● TASK BRIEF:
Check each line of the entries below for the string "narrow"; copy every line where it appears.

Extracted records
***

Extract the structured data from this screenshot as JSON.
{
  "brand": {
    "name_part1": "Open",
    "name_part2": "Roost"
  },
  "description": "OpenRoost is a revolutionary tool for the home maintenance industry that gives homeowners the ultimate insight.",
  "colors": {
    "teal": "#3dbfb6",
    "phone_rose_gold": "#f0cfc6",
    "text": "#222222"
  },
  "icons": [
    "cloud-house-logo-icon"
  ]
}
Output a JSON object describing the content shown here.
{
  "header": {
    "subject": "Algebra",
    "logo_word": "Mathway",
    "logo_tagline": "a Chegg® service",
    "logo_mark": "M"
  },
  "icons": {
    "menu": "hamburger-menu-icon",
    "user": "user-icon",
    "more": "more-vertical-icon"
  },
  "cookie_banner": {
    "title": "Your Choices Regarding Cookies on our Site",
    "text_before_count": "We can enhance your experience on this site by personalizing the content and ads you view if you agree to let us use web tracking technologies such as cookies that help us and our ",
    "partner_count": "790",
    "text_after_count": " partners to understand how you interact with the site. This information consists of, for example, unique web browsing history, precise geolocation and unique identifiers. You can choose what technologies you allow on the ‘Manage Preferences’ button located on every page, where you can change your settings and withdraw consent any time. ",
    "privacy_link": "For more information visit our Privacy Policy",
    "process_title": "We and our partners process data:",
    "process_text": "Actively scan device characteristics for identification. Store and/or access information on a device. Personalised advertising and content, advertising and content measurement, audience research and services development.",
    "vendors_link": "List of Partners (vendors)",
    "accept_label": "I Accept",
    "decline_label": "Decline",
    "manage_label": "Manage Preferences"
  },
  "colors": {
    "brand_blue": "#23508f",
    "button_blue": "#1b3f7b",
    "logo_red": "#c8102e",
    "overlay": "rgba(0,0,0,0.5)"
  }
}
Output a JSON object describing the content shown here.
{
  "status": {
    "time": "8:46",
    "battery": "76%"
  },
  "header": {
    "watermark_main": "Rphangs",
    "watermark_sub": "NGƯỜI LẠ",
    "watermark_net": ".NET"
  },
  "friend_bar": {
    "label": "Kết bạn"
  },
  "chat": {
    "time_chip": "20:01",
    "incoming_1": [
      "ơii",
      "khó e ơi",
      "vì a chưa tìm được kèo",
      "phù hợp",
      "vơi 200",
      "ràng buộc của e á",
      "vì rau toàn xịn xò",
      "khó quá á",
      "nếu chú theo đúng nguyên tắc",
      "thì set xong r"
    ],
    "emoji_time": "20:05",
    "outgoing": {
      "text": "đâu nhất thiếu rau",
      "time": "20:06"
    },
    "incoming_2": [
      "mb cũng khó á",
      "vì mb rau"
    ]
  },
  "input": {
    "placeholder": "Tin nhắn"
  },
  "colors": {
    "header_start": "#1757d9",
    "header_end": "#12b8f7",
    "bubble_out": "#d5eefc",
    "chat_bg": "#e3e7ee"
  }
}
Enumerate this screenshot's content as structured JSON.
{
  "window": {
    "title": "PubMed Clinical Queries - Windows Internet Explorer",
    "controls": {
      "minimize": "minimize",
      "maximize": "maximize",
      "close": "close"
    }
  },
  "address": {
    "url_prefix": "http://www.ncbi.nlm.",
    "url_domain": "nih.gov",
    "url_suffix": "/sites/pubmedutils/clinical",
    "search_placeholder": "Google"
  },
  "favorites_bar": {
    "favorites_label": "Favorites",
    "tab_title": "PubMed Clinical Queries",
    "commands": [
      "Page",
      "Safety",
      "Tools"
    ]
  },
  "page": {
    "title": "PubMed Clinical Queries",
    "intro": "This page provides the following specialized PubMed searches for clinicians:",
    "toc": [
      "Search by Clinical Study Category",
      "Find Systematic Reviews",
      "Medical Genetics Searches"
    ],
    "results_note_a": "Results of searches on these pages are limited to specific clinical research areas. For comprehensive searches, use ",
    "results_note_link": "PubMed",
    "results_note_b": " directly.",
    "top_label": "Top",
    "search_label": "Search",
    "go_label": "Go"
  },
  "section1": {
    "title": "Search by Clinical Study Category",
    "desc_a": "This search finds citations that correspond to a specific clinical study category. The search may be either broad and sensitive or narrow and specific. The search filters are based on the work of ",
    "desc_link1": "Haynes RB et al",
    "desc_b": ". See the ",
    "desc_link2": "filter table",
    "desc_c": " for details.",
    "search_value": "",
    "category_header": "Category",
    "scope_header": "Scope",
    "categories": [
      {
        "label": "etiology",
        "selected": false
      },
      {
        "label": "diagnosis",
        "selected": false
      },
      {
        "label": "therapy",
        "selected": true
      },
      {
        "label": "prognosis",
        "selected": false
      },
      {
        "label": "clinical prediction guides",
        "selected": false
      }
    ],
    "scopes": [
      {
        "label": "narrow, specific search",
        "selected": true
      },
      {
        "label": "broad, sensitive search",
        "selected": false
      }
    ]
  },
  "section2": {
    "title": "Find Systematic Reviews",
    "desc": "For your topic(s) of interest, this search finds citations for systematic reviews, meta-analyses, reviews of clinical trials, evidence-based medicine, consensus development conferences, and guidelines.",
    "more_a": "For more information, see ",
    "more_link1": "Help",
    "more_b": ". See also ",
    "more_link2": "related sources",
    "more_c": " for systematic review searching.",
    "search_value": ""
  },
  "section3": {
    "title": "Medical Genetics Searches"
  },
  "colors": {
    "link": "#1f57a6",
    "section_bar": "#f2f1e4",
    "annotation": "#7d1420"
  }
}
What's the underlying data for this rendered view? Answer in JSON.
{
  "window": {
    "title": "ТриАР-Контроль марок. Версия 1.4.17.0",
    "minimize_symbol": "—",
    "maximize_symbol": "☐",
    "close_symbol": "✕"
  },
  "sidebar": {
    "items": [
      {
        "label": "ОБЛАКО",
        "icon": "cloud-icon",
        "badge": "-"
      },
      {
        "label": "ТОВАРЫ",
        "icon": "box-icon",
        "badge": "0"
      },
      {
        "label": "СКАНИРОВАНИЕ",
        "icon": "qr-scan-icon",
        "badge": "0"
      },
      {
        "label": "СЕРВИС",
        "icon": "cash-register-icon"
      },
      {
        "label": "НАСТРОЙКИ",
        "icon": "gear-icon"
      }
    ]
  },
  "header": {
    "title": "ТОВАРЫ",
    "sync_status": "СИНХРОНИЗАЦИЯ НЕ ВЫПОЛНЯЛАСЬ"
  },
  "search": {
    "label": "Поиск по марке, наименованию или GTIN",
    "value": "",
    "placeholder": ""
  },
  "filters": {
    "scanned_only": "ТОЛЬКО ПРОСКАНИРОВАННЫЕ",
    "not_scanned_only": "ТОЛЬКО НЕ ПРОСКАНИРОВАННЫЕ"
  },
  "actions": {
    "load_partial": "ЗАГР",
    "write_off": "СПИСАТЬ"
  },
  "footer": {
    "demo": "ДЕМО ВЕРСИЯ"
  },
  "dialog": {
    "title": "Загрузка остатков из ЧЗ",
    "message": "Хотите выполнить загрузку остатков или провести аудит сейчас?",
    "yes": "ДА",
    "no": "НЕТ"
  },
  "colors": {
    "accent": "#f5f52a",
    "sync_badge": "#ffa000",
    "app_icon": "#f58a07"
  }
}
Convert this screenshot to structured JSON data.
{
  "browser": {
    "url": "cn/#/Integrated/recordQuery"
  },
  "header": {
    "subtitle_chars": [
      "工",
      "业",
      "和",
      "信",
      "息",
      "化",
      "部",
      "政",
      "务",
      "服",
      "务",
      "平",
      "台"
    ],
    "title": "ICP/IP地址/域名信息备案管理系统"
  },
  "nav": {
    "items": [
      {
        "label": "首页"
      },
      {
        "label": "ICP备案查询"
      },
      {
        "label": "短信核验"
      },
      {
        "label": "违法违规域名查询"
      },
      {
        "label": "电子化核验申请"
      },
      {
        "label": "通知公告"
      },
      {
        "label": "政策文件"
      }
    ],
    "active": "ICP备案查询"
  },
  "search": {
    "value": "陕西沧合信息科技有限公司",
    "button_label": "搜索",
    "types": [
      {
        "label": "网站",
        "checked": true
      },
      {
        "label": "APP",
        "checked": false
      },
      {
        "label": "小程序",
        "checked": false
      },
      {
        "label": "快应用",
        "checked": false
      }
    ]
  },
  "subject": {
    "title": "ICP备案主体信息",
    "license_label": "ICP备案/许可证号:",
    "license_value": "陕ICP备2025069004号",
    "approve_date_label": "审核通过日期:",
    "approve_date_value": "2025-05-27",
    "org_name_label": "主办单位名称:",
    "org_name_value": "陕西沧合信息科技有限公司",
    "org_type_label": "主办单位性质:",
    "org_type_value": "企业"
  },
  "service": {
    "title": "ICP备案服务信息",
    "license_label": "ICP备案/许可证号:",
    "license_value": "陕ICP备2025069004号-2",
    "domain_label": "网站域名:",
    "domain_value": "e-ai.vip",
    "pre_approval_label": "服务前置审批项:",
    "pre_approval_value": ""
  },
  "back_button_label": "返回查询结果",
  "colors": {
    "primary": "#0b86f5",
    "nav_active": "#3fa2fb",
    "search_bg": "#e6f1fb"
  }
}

***

● IN RESPONSE:
    "desc_a": "This search finds citations that correspond to a specific clinical study category. The search may be either broad and sensitive or narrow and specific. The search filters are based on the work of ",
        "label": "narrow, specific search",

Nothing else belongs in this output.